## Begin
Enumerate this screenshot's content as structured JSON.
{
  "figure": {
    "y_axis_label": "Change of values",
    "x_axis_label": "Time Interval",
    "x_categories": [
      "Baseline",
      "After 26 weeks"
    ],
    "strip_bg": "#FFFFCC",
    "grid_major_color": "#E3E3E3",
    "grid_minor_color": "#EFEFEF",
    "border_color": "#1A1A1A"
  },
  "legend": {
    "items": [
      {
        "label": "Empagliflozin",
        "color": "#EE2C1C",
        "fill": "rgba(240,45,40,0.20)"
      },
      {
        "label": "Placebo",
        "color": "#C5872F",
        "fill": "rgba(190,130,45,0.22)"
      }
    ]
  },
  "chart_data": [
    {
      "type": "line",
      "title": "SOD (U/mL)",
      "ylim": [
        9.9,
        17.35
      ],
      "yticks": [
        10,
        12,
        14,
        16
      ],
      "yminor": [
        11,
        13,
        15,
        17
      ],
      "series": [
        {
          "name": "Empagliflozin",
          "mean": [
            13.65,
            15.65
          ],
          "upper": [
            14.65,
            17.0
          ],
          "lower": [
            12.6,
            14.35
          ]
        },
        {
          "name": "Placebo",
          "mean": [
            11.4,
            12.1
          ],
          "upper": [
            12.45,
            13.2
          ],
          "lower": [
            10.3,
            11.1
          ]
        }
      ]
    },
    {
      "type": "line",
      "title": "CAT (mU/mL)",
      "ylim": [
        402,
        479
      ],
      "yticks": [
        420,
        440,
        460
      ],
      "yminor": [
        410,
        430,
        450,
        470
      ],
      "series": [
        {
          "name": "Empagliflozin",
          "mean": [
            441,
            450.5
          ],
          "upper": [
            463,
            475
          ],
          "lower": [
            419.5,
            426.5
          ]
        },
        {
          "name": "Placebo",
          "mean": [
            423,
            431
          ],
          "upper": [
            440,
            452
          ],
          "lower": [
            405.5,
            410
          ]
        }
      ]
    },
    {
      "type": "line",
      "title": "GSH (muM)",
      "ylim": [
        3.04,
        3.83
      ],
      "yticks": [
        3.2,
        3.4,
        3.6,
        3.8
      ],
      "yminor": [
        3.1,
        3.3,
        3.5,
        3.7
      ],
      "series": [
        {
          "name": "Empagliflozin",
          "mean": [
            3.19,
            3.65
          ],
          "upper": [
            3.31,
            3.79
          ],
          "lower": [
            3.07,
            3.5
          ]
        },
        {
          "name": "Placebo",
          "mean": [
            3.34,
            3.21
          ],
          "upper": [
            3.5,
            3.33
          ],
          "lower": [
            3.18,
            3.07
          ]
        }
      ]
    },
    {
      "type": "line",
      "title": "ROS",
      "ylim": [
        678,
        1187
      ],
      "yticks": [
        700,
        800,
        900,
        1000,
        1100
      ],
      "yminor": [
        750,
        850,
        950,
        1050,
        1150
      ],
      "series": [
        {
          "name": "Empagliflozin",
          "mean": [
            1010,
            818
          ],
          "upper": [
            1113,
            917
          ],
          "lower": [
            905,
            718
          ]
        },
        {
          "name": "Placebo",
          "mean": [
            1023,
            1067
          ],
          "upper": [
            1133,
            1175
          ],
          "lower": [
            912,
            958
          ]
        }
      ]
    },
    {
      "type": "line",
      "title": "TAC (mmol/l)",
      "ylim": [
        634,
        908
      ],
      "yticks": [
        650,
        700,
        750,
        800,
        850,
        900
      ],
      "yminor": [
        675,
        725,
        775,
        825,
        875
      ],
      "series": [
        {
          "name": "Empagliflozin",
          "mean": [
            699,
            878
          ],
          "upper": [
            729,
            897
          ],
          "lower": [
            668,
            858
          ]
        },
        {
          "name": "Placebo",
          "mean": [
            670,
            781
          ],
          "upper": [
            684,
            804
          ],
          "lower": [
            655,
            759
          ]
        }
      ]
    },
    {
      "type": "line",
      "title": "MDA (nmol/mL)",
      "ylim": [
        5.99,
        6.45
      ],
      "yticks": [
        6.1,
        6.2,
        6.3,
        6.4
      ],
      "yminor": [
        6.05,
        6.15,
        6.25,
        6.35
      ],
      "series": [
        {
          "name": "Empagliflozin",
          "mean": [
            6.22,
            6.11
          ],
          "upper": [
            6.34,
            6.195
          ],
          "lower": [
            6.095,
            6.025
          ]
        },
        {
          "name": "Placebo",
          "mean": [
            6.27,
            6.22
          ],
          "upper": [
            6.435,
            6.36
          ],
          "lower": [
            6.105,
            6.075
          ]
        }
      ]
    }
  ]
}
## End
## Begin
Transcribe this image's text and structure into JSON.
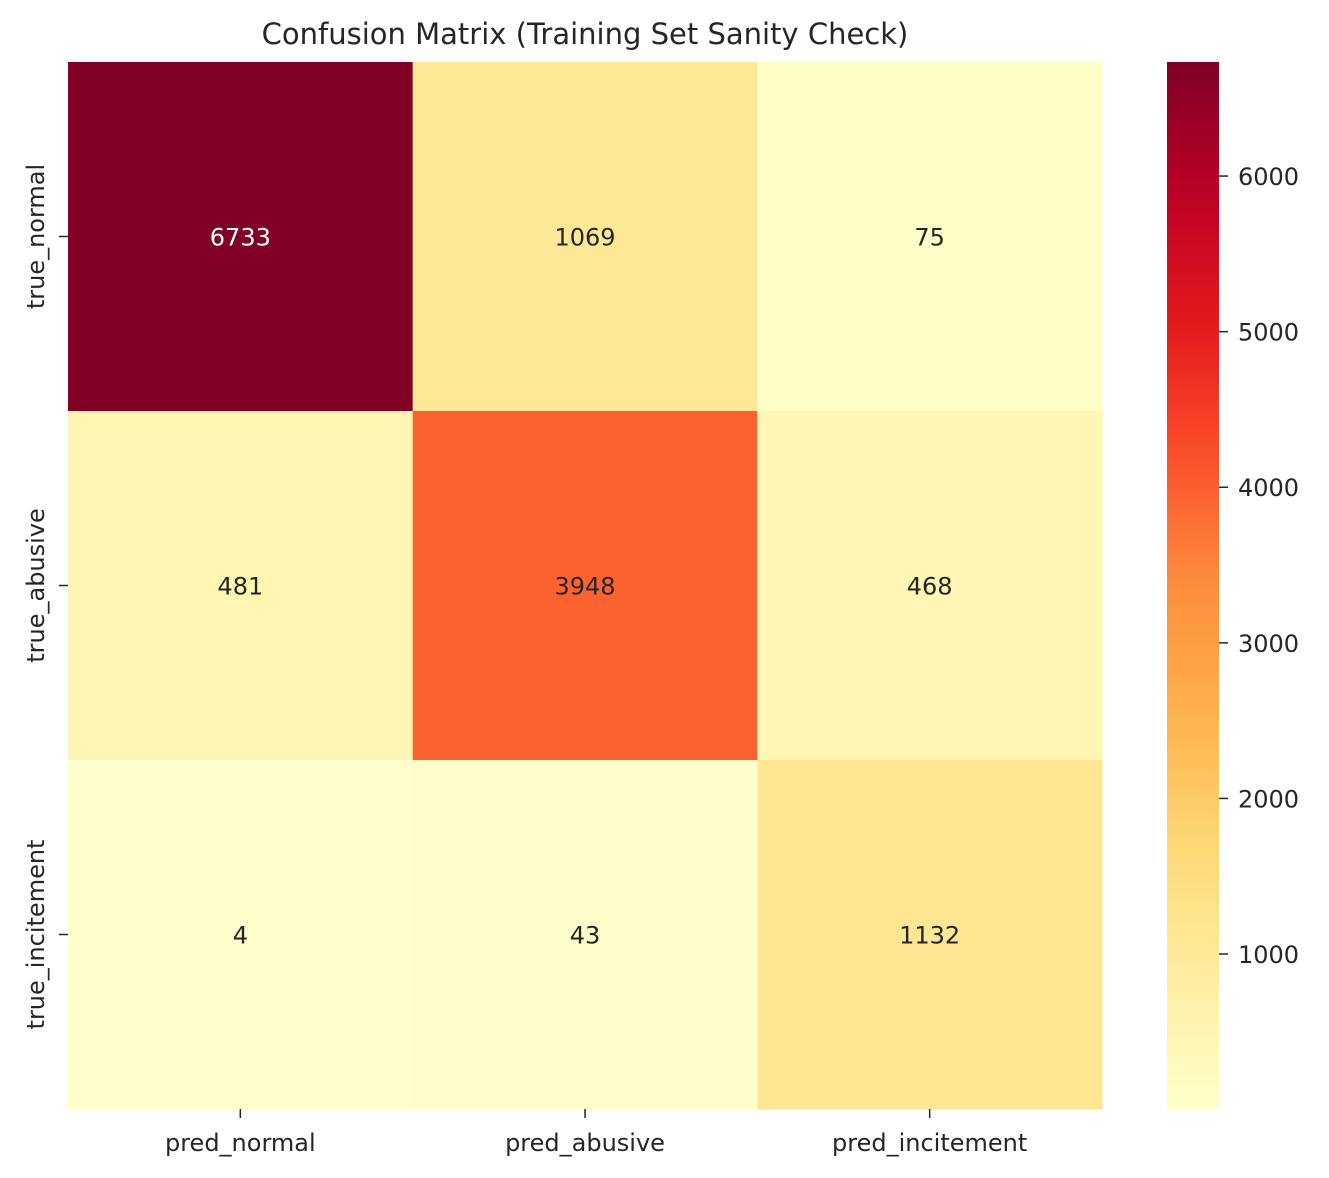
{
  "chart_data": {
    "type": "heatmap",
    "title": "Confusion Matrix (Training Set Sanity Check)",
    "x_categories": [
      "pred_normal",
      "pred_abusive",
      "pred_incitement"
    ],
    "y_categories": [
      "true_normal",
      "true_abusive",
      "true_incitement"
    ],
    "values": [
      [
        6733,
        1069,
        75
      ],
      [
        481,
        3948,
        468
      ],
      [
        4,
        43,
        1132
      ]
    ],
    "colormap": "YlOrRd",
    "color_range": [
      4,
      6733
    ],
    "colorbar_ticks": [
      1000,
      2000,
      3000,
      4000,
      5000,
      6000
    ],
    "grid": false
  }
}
## End
◆ **Goal**: Each line in the listing above that contains "title" should be copied.

◆ **Answer for the task**:
      "title": "SOD (U/mL)",
      "title": "CAT (mU/mL)",
      "title": "GSH (muM)",
      "title": "ROS",
      "title": "TAC (mmol/l)",
      "title": "MDA (nmol/mL)",
    "title": "Confusion Matrix (Training Set Sanity Check)",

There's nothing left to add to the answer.